'''
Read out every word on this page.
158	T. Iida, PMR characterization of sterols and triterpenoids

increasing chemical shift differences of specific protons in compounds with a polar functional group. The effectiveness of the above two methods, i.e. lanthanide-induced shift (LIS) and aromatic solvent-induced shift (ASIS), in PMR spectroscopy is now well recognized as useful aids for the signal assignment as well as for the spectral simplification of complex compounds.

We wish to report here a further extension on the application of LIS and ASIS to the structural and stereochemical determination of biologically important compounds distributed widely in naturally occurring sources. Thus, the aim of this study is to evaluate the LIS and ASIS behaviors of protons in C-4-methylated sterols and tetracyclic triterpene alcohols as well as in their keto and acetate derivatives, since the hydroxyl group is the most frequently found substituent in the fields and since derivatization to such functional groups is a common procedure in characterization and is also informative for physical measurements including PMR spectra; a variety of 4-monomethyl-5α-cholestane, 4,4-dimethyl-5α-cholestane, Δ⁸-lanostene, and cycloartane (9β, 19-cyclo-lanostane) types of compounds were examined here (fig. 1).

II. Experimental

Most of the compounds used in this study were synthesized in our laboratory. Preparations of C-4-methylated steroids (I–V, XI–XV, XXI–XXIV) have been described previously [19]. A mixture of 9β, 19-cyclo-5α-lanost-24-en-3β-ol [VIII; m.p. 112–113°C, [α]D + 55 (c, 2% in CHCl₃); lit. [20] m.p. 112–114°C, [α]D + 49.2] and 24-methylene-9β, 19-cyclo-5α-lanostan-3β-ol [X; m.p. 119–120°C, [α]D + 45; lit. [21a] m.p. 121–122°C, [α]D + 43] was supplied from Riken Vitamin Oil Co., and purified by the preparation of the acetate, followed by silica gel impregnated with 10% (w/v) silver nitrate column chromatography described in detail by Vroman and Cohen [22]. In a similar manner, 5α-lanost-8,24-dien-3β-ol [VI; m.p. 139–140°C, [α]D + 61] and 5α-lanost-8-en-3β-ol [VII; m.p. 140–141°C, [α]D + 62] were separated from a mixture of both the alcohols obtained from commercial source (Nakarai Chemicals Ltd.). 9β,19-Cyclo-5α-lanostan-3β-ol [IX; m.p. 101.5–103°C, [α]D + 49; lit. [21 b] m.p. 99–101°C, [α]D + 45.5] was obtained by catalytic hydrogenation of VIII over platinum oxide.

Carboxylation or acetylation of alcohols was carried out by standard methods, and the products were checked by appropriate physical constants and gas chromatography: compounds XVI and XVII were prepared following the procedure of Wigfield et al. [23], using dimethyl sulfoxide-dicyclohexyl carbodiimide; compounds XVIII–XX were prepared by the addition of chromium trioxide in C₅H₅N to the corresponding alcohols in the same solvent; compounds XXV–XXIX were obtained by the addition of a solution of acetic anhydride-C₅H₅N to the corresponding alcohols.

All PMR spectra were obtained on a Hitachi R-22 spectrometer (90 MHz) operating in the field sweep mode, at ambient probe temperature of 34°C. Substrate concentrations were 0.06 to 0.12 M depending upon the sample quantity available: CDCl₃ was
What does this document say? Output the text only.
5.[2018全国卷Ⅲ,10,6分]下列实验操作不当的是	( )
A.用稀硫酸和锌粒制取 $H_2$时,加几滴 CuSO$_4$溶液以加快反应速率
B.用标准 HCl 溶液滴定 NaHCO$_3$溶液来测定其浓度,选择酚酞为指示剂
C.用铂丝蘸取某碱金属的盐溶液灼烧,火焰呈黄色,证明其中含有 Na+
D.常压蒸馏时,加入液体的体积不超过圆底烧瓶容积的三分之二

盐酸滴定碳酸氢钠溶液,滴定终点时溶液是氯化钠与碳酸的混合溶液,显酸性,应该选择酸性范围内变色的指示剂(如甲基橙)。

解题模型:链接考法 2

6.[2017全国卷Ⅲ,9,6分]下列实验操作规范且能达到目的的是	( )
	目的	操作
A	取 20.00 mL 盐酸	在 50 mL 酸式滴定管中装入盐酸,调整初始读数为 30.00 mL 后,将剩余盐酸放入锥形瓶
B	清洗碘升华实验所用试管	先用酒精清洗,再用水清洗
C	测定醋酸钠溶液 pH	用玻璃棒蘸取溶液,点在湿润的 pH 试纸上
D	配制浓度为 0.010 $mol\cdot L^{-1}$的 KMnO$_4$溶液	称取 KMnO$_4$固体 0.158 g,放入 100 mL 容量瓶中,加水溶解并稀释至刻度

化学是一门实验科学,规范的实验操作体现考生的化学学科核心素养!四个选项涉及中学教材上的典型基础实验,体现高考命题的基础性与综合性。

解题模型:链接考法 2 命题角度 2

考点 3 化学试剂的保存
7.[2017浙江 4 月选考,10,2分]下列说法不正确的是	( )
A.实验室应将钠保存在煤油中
'''
'''
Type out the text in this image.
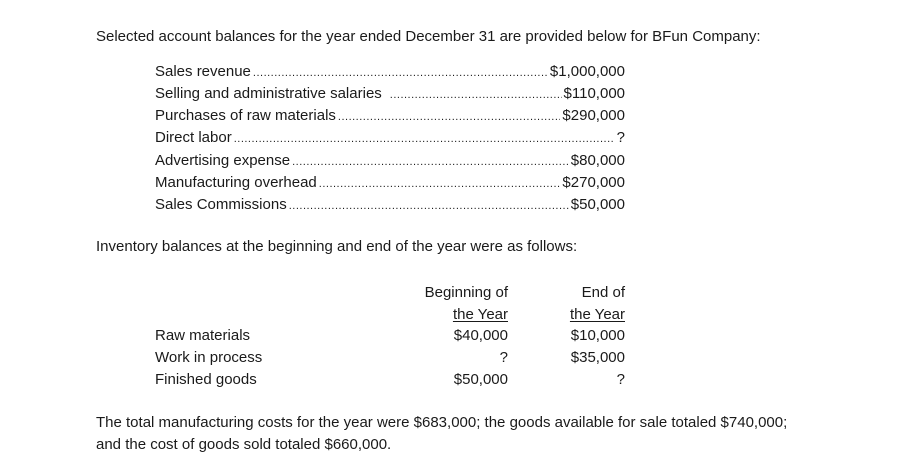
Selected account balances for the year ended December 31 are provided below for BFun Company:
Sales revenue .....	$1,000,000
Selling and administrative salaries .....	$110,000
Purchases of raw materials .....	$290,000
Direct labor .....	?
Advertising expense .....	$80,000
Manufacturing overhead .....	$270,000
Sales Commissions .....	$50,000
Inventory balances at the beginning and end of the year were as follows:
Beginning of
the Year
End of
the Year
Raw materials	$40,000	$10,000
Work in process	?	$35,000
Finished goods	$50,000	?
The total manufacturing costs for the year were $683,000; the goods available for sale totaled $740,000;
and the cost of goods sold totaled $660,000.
'''
### STATED PROBLEM
Go over the entries above and say how many lines hold the string "totaled", with no other text.

### RIGHT ANSWER
2